-- THE REQUEST --
Print out each entry below exactly, please.

Records from a dataset
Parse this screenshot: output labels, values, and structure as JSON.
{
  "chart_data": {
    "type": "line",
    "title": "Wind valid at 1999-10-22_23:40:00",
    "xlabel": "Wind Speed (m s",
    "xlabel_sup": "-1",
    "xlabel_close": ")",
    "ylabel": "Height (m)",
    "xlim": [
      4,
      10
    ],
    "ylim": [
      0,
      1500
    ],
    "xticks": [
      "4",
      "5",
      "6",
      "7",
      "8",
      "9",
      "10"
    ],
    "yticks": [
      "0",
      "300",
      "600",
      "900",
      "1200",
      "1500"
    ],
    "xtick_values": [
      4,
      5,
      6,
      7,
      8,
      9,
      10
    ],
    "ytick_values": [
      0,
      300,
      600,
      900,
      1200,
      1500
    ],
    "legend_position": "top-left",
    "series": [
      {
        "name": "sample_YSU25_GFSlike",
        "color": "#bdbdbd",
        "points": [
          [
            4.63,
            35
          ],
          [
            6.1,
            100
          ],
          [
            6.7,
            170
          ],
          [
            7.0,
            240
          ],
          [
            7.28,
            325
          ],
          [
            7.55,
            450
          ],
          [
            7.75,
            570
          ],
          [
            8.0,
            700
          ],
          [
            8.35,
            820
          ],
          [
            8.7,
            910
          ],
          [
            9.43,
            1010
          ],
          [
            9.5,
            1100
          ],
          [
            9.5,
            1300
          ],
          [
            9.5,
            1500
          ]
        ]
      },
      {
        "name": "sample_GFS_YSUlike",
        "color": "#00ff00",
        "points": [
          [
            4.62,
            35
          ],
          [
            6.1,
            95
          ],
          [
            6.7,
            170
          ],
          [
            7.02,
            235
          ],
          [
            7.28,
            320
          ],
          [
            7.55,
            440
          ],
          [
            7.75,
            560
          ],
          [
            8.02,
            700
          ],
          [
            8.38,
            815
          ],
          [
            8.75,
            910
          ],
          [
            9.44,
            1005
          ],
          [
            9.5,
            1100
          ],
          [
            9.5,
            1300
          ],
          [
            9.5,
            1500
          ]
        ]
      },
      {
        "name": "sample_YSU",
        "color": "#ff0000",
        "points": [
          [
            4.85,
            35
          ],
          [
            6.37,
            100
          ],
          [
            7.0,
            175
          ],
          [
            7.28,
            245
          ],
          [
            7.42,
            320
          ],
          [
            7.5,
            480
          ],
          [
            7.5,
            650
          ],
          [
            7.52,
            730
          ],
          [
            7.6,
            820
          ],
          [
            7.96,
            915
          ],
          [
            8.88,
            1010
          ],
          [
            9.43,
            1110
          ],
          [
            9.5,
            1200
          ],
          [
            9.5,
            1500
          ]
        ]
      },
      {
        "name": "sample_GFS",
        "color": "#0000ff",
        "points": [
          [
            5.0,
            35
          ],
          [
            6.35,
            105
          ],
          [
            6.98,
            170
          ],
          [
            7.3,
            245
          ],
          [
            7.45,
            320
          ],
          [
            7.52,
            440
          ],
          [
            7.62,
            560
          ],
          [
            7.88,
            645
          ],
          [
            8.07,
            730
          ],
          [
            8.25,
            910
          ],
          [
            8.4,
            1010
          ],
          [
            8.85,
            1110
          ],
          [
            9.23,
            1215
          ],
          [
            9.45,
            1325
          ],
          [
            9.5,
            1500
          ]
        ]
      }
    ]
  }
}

-- ANSWER FOR THE TASK --
Parse this screenshot: output labels, values, and structure as JSON.
{
  "chart_data": {
    "type": "line",
    "title": "Wind valid at 1999-10-22_23:40:00",
    "xlabel": "Wind Speed (m s",
    "xlabel_sup": "-1",
    "xlabel_close": ")",
    "ylabel": "Height (m)",
    "xlim": [
      4,
      10
    ],
    "ylim": [
      0,
      1500
    ],
    "xticks": [
      "4",
      "5",
      "6",
      "7",
      "8",
      "9",
      "10"
    ],
    "yticks": [
      "0",
      "300",
      "600",
      "900",
      "1200",
      "1500"
    ],
    "xtick_values": [
      4,
      5,
      6,
      7,
      8,
      9,
      10
    ],
    "ytick_values": [
      0,
      300,
      600,
      900,
      1200,
      1500
    ],
    "legend_position": "top-left",
    "series": [
      {
        "name": "sample_YSU25_GFSlike",
        "color": "#bdbdbd",
        "points": [
          [
            4.63,
            35
          ],
          [
            6.1,
            100
          ],
          [
            6.7,
            170
          ],
          [
            7.0,
            240
          ],
          [
            7.28,
            325
          ],
          [
            7.55,
            450
          ],
          [
            7.75,
            570
          ],
          [
            8.0,
            700
          ],
          [
            8.35,
            820
          ],
          [
            8.7,
            910
          ],
          [
            9.43,
            1010
          ],
          [
            9.5,
            1100
          ],
          [
            9.5,
            1300
          ],
          [
            9.5,
            1500
          ]
        ]
      },
      {
        "name": "sample_GFS_YSUlike",
        "color": "#00ff00",
        "points": [
          [
            4.62,
            35
          ],
          [
            6.1,
            95
          ],
          [
            6.7,
            170
          ],
          [
            7.02,
            235
          ],
          [
            7.28,
            320
          ],
          [
            7.55,
            440
          ],
          [
            7.75,
            560
          ],
          [
            8.02,
            700
          ],
          [
            8.38,
            815
          ],
          [
            8.75,
            910
          ],
          [
            9.44,
            1005
          ],
          [
            9.5,
            1100
          ],
          [
            9.5,
            1300
          ],
          [
            9.5,
            1500
          ]
        ]
      },
      {
        "name": "sample_YSU",
        "color": "#ff0000",
        "points": [
          [
            4.85,
            35
          ],
          [
            6.37,
            100
          ],
          [
            7.0,
            175
          ],
          [
            7.28,
            245
          ],
          [
            7.42,
            320
          ],
          [
            7.5,
            480
          ],
          [
            7.5,
            650
          ],
          [
            7.52,
            730
          ],
          [
            7.6,
            820
          ],
          [
            7.96,
            915
          ],
          [
            8.88,
            1010
          ],
          [
            9.43,
            1110
          ],
          [
            9.5,
            1200
          ],
          [
            9.5,
            1500
          ]
        ]
      },
      {
        "name": "sample_GFS",
        "color": "#0000ff",
        "points": [
          [
            5.0,
            35
          ],
          [
            6.35,
            105
          ],
          [
            6.98,
            170
          ],
          [
            7.3,
            245
          ],
          [
            7.45,
            320
          ],
          [
            7.52,
            440
          ],
          [
            7.62,
            560
          ],
          [
            7.88,
            645
          ],
          [
            8.07,
            730
          ],
          [
            8.25,
            910
          ],
          [
            8.4,
            1010
          ],
          [
            8.85,
            1110
          ],
          [
            9.23,
            1215
          ],
          [
            9.45,
            1325
          ],
          [
            9.5,
            1500
          ]
        ]
      }
    ]
  }
}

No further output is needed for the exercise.